==== PAGE EXTRACT

# [Problem] UEFI card on a legacy BIOS Mobo!



## Malik Sajid (Jan 12, 2018)

Hi, Guys! I've just bought an used Rx460 4GB but it acts very strange! the BIOS became choppy as if it's running @ <20 fps! Also windows sometimes takes ages to load and sometimes it won't boot at all (flashing black screen or stuck at windows logo) but when I managed to boot I didn't face any problems, I even have run heaven benchmark for an hour with no problems.

I've noticed that Rx series only supports uefi and I have ASUS P5Q-E which uses legacy BIOS. Is that the problem? Or I've got a faulty Card?

It's also worth mentioning that my previous card was a faulty 7970 which I used to bake it at oven but the last time it gave me black screen, no post, no beep and numlock off! I had to fully reset the BIOS (removed the battery and set the jumper to clrcmos) and the pc didn't post until I removed 24-pins cable and cpu power cable for a couple of minutes then put them back.

So do you think it's uefi-legacy bios problem or did my 7970 short the mobo and cause damage to the pci-e?


----------



## Filip Georgievski (Jan 12, 2018)

Here, same GPU, P55 board with AMI BIOS.

Note: This was filmed on the first boot since i put the GPU in my rig.


----------



## Sasqui (Jan 12, 2018)

I had my Vega 64 running like a champ in an EVGA x58 board, no problems, no special settings.


----------



## newtekie1 (Jan 12, 2018)

Malik Sajid said:


> Hi, Guys! I've just bought an used Rx460 4GB but it acts very strange! the BIOS became choppy as if it's running @ <20 fps! Also windows sometimes takes ages to load and sometimes it won't boot at all (flashing black screen or stuck at windows logo) but when I managed to boot I didn't face any problems, I even have run heaven benchmark for an hour with no problems.
> 
> I've noticed that Rx series only supports uefi and I have ASUS P5Q-E which uses legacy BIOS. Is that the problem? Or I've got a faulty Card?
> 
> ...



AFAIK, almost all UEFI video cards have hybrid BIOSes so they will work with either UEFI or legacy motherboards.  If it was a UEFI only card, then it wouldn't even boot in a legacy BIOS motherboard.


----------



## HD64G (Jan 12, 2018)

Exactly as @newtekie1 said. If the problem was incompatibility with the BIOs mode, it would never even boot. Unfortunately, something bad might have happened with the mobo when the 7970 died on it.

========
==== ROWS

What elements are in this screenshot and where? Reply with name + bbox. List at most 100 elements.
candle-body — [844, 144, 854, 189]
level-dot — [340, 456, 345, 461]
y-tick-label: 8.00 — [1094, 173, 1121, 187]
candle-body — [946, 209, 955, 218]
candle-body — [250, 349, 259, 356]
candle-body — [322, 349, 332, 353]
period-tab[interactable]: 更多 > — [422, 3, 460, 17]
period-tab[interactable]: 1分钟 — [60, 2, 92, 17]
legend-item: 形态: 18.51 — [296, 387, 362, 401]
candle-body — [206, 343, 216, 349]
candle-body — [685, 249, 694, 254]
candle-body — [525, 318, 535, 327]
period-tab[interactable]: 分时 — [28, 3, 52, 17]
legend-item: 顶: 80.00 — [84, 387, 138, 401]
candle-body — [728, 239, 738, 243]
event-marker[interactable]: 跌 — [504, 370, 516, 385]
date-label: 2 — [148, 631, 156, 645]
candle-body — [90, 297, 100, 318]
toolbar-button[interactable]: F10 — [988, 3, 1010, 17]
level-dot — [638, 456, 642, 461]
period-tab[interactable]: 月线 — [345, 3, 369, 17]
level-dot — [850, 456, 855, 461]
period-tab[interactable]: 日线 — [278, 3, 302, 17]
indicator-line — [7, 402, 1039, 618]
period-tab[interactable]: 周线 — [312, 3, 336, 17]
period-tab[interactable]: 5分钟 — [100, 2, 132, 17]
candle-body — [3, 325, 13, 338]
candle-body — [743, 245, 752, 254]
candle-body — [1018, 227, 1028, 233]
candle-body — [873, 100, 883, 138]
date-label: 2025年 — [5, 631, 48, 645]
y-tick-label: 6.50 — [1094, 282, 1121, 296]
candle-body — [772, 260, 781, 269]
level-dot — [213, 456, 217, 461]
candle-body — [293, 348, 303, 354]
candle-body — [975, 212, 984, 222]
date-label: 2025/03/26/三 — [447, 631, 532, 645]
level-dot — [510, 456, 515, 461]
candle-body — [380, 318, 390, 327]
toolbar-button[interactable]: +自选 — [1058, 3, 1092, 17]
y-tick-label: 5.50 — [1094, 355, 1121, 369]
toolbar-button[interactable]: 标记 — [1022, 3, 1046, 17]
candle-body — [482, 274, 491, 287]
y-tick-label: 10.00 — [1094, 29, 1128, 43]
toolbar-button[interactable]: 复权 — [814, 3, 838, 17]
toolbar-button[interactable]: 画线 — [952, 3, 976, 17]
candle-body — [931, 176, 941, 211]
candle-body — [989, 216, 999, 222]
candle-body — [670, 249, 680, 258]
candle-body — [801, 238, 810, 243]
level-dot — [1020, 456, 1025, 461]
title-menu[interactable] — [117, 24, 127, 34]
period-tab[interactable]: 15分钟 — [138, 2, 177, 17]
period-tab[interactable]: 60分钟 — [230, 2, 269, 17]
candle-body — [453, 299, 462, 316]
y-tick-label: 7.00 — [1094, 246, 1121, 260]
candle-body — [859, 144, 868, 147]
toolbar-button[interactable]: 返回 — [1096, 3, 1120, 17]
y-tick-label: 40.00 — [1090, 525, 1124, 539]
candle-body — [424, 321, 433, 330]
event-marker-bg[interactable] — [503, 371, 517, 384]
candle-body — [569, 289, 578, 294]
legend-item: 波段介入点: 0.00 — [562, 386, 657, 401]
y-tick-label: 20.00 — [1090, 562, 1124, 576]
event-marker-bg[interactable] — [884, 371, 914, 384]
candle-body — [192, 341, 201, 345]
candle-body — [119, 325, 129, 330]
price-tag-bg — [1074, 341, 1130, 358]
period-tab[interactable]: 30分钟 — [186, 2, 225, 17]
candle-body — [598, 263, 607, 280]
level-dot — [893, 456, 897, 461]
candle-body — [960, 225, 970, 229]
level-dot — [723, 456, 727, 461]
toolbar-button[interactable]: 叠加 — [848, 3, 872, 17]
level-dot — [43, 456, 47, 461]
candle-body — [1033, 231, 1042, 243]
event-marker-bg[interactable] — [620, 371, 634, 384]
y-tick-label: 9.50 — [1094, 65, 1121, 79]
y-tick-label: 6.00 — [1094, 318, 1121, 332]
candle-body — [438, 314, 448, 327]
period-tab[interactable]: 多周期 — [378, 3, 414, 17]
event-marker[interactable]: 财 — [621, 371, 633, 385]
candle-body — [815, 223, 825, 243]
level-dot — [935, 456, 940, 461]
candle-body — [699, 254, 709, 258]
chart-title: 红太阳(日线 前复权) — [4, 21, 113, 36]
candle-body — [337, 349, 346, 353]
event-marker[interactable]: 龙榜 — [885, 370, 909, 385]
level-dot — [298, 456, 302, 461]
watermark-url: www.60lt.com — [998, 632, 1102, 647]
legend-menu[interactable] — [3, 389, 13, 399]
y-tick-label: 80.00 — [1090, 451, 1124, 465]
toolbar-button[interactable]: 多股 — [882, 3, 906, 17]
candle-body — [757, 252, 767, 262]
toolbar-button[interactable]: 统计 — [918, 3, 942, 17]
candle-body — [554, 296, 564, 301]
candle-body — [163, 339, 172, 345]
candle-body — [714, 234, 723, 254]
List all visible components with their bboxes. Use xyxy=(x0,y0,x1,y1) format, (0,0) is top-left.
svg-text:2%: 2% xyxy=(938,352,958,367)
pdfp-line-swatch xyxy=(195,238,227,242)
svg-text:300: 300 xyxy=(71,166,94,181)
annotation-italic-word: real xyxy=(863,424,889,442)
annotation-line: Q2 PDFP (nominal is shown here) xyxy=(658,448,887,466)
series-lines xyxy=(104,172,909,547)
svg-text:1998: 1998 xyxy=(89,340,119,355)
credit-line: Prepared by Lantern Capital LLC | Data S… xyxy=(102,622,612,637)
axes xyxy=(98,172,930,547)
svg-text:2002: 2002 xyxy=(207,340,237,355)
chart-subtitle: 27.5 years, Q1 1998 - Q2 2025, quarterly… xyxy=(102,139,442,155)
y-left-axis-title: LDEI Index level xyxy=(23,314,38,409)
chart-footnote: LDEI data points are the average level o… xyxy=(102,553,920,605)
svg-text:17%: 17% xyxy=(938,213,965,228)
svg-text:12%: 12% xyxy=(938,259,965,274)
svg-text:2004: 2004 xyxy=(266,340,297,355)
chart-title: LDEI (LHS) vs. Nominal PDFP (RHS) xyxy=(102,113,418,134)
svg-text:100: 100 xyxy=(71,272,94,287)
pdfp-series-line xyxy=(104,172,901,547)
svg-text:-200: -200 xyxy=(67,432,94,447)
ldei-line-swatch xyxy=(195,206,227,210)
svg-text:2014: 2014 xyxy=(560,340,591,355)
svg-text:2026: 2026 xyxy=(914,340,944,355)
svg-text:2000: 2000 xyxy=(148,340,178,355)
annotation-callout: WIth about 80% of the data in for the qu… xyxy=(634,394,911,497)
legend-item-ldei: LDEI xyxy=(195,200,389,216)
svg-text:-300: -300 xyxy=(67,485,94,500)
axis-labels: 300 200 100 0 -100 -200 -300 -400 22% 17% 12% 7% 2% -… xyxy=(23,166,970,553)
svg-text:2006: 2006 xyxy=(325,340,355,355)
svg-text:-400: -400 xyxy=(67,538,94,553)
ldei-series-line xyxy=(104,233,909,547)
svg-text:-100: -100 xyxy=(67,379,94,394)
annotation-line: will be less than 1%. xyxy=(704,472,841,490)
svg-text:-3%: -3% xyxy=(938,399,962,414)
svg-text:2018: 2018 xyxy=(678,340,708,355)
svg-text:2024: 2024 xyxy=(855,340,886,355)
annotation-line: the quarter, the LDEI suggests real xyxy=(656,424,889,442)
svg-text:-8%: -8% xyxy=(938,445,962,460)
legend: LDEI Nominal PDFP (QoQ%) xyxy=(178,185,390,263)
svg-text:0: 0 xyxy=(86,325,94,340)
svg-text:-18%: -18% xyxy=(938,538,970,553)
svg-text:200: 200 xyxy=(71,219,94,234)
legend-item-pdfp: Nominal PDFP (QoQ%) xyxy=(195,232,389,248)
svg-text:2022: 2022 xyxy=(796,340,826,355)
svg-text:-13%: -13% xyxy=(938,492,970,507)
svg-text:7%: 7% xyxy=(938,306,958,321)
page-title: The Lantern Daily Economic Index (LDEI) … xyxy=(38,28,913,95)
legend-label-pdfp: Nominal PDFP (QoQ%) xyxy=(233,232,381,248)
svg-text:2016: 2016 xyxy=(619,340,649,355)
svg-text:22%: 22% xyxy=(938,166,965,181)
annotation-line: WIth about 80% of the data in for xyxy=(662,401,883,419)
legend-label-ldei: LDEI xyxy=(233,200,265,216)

========

PROBLEM 1 →
In the forum thread above about the RX 460 on a legacy BIOS motherboard, rewrite the paragraph that begins "It's also worth mentioning that my previous card" as a short list that keeps its main facts.
PROBLEM 2 →
Write the next reply in the forum thread about the RX 460 on a legacy BIOS motherboard, following its last post.

WRITTEN ANSWER 1 →
- The previous card was a faulty 7970 that had been baked in an oven.
- Its last failure: black screen, no POST, no beep, Num Lock off.
- The BIOS was fully reset: battery removed and jumper set to clear CMOS.
- The PC posted again only after the 24-pin and CPU power cables were unplugged for a couple of minutes and reconnected.

WRITTEN ANSWER 2 →
----------



## Sasqui (Jan 12, 2018)

Filip Georgievski said:


> Here, same GPU, P55 board with AMI BIOS.
> 
> Note: This was filmed on the first boot since i put the GPU in my rig.



OT, but is that the Samsung 26" TV/Monitor?  1920x1200 resolution?  If so I have the same screen, it's quite nice.  The power saving is non-existent for PC connections though, it never goes to sleep despite the energy saving logo on it


----------



## Tomgang (Jan 12, 2018)

I cant say about AMD cards but running a GTX 1080 TI on a X58 board that dosent have UEFI and that works great. Based on that, it more sounds to me that you have a faulty card. Just to be sure, is there any change if you try a another PCIe port?


----------



## Swamp Monster (Jan 12, 2018)

I have heard that specifically Sapphire RX cards has problems with Legacy BIOS.
Even some people from Sapphire know something isn't right.








Still, there is not very much info about this issue on the internet, because we are talking about Legacy BIOS...


----------



## Malik Sajid (Jan 12, 2018)

Sorry for the long silence and thanks guys for your concern and your helpful inputs.


Filip Georgievski said:


> Here, same GPU, P55 board with AMI BIOS.
> 
> Note: This was filmed on the first boot since i put the GPU in my rig.





Sasqui said:


> I had my Vega 64 running like a champ in an EVGA x58 board, no problems, no special settings.


Both of those motherboards are newer than mine which is lga775 so maybe you got better BIOS support!


newtekie1 said:


> AFAIK, almost all UEFI video cards have hybrid BIOSes so they will work with either UEFI or legacy motherboards.  If it was a UEFI only card, then it wouldn't even boot in a legacy BIOS motherboard.


That makes sense! But maybe my specific mobo and its specific BIOS is so old and not fully support and got some bugs!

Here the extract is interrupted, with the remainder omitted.